▶ _WORKING DATA_
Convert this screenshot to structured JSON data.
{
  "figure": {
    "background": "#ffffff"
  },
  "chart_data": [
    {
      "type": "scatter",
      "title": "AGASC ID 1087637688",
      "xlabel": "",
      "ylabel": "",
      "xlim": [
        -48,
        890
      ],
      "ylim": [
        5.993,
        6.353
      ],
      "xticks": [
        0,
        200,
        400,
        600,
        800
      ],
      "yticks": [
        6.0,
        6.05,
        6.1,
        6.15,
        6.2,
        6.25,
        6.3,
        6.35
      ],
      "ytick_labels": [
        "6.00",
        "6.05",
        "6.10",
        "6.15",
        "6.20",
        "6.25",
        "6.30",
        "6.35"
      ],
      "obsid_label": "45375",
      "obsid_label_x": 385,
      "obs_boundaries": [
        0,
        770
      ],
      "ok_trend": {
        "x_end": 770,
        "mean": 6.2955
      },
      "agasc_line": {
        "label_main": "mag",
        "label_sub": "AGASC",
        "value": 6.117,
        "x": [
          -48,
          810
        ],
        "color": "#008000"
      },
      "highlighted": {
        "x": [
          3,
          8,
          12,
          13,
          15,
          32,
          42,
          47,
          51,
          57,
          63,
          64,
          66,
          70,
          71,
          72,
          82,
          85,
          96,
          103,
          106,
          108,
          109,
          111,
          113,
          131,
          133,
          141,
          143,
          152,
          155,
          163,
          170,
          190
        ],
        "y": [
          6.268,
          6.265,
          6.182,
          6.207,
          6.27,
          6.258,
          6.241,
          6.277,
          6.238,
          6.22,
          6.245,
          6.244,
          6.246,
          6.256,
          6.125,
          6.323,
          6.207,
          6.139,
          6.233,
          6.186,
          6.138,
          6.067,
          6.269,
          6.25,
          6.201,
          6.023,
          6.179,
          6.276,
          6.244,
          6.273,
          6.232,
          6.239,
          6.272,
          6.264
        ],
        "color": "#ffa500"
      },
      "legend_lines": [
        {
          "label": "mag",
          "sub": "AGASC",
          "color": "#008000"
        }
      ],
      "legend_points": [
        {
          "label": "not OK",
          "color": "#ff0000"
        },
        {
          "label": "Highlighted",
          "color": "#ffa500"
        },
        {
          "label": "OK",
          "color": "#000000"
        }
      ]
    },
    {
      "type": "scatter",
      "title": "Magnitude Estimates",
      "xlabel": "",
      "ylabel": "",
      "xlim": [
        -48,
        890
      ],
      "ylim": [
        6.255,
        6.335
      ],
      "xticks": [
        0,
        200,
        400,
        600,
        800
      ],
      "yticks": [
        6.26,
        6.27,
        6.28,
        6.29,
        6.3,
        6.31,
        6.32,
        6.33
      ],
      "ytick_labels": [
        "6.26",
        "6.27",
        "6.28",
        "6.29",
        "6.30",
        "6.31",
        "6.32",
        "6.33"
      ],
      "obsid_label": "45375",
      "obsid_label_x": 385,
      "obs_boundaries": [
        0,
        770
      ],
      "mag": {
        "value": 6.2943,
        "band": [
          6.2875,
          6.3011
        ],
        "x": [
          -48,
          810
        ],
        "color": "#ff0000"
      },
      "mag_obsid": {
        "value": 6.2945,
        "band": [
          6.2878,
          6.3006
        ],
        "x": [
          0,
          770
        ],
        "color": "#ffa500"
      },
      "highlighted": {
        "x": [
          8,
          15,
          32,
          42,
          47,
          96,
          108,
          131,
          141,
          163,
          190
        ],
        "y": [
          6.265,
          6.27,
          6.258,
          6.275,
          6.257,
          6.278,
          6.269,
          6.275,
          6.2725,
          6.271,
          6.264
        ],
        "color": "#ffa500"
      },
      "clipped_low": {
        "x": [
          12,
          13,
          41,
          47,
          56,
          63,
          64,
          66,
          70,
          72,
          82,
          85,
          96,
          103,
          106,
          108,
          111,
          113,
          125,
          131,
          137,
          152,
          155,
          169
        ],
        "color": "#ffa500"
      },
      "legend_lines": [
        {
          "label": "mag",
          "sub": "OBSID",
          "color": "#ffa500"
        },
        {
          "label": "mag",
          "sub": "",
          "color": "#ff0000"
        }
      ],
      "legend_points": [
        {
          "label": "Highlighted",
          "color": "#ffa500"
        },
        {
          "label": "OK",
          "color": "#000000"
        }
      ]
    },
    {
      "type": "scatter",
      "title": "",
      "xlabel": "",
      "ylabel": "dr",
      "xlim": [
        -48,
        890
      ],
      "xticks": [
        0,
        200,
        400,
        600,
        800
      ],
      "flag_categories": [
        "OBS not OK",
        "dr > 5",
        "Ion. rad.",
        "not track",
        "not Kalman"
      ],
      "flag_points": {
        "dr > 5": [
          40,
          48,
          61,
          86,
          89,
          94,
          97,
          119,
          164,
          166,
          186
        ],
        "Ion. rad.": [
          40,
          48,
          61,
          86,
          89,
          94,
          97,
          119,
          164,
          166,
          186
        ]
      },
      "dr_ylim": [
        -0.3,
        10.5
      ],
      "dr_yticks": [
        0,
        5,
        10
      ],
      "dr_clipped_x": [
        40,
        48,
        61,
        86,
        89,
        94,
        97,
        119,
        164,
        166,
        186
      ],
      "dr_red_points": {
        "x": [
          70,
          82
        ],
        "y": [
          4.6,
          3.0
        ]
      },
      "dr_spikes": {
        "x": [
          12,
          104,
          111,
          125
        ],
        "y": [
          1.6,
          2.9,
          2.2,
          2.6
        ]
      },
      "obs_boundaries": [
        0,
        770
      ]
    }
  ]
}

▶ _TASK REQUIREMENTS_
Write out every entry above, word for word.

▶ _RESULT OF THIS TASK_
Convert this screenshot to structured JSON data.
{
  "figure": {
    "background": "#ffffff"
  },
  "chart_data": [
    {
      "type": "scatter",
      "title": "AGASC ID 1087637688",
      "xlabel": "",
      "ylabel": "",
      "xlim": [
        -48,
        890
      ],
      "ylim": [
        5.993,
        6.353
      ],
      "xticks": [
        0,
        200,
        400,
        600,
        800
      ],
      "yticks": [
        6.0,
        6.05,
        6.1,
        6.15,
        6.2,
        6.25,
        6.3,
        6.35
      ],
      "ytick_labels": [
        "6.00",
        "6.05",
        "6.10",
        "6.15",
        "6.20",
        "6.25",
        "6.30",
        "6.35"
      ],
      "obsid_label": "45375",
      "obsid_label_x": 385,
      "obs_boundaries": [
        0,
        770
      ],
      "ok_trend": {
        "x_end": 770,
        "mean": 6.2955
      },
      "agasc_line": {
        "label_main": "mag",
        "label_sub": "AGASC",
        "value": 6.117,
        "x": [
          -48,
          810
        ],
        "color": "#008000"
      },
      "highlighted": {
        "x": [
          3,
          8,
          12,
          13,
          15,
          32,
          42,
          47,
          51,
          57,
          63,
          64,
          66,
          70,
          71,
          72,
          82,
          85,
          96,
          103,
          106,
          108,
          109,
          111,
          113,
          131,
          133,
          141,
          143,
          152,
          155,
          163,
          170,
          190
        ],
        "y": [
          6.268,
          6.265,
          6.182,
          6.207,
          6.27,
          6.258,
          6.241,
          6.277,
          6.238,
          6.22,
          6.245,
          6.244,
          6.246,
          6.256,
          6.125,
          6.323,
          6.207,
          6.139,
          6.233,
          6.186,
          6.138,
          6.067,
          6.269,
          6.25,
          6.201,
          6.023,
          6.179,
          6.276,
          6.244,
          6.273,
          6.232,
          6.239,
          6.272,
          6.264
        ],
        "color": "#ffa500"
      },
      "legend_lines": [
        {
          "label": "mag",
          "sub": "AGASC",
          "color": "#008000"
        }
      ],
      "legend_points": [
        {
          "label": "not OK",
          "color": "#ff0000"
        },
        {
          "label": "Highlighted",
          "color": "#ffa500"
        },
        {
          "label": "OK",
          "color": "#000000"
        }
      ]
    },
    {
      "type": "scatter",
      "title": "Magnitude Estimates",
      "xlabel": "",
      "ylabel": "",
      "xlim": [
        -48,
        890
      ],
      "ylim": [
        6.255,
        6.335
      ],
      "xticks": [
        0,
        200,
        400,
        600,
        800
      ],
      "yticks": [
        6.26,
        6.27,
        6.28,
        6.29,
        6.3,
        6.31,
        6.32,
        6.33
      ],
      "ytick_labels": [
        "6.26",
        "6.27",
        "6.28",
        "6.29",
        "6.30",
        "6.31",
        "6.32",
        "6.33"
      ],
      "obsid_label": "45375",
      "obsid_label_x": 385,
      "obs_boundaries": [
        0,
        770
      ],
      "mag": {
        "value": 6.2943,
        "band": [
          6.2875,
          6.3011
        ],
        "x": [
          -48,
          810
        ],
        "color": "#ff0000"
      },
      "mag_obsid": {
        "value": 6.2945,
        "band": [
          6.2878,
          6.3006
        ],
        "x": [
          0,
          770
        ],
        "color": "#ffa500"
      },
      "highlighted": {
        "x": [
          8,
          15,
          32,
          42,
          47,
          96,
          108,
          131,
          141,
          163,
          190
        ],
        "y": [
          6.265,
          6.27,
          6.258,
          6.275,
          6.257,
          6.278,
          6.269,
          6.275,
          6.2725,
          6.271,
          6.264
        ],
        "color": "#ffa500"
      },
      "clipped_low": {
        "x": [
          12,
          13,
          41,
          47,
          56,
          63,
          64,
          66,
          70,
          72,
          82,
          85,
          96,
          103,
          106,
          108,
          111,
          113,
          125,
          131,
          137,
          152,
          155,
          169
        ],
        "color": "#ffa500"
      },
      "legend_lines": [
        {
          "label": "mag",
          "sub": "OBSID",
          "color": "#ffa500"
        },
        {
          "label": "mag",
          "sub": "",
          "color": "#ff0000"
        }
      ],
      "legend_points": [
        {
          "label": "Highlighted",
          "color": "#ffa500"
        },
        {
          "label": "OK",
          "color": "#000000"
        }
      ]
    },
    {
      "type": "scatter",
      "title": "",
      "xlabel": "",
      "ylabel": "dr",
      "xlim": [
        -48,
        890
      ],
      "xticks": [
        0,
        200,
        400,
        600,
        800
      ],
      "flag_categories": [
        "OBS not OK",
        "dr > 5",
        "Ion. rad.",
        "not track",
        "not Kalman"
      ],
      "flag_points": {
        "dr > 5": [
          40,
          48,
          61,
          86,
          89,
          94,
          97,
          119,
          164,
          166,
          186
        ],
        "Ion. rad.": [
          40,
          48,
          61,
          86,
          89,
          94,
          97,
          119,
          164,
          166,
          186
        ]
      },
      "dr_ylim": [
        -0.3,
        10.5
      ],
      "dr_yticks": [
        0,
        5,
        10
      ],
      "dr_clipped_x": [
        40,
        48,
        61,
        86,
        89,
        94,
        97,
        119,
        164,
        166,
        186
      ],
      "dr_red_points": {
        "x": [
          70,
          82
        ],
        "y": [
          4.6,
          3.0
        ]
      },
      "dr_spikes": {
        "x": [
          12,
          104,
          111,
          125
        ],
        "y": [
          1.6,
          2.9,
          2.2,
          2.6
        ]
      },
      "obs_boundaries": [
        0,
        770
      ]
    }
  ]
}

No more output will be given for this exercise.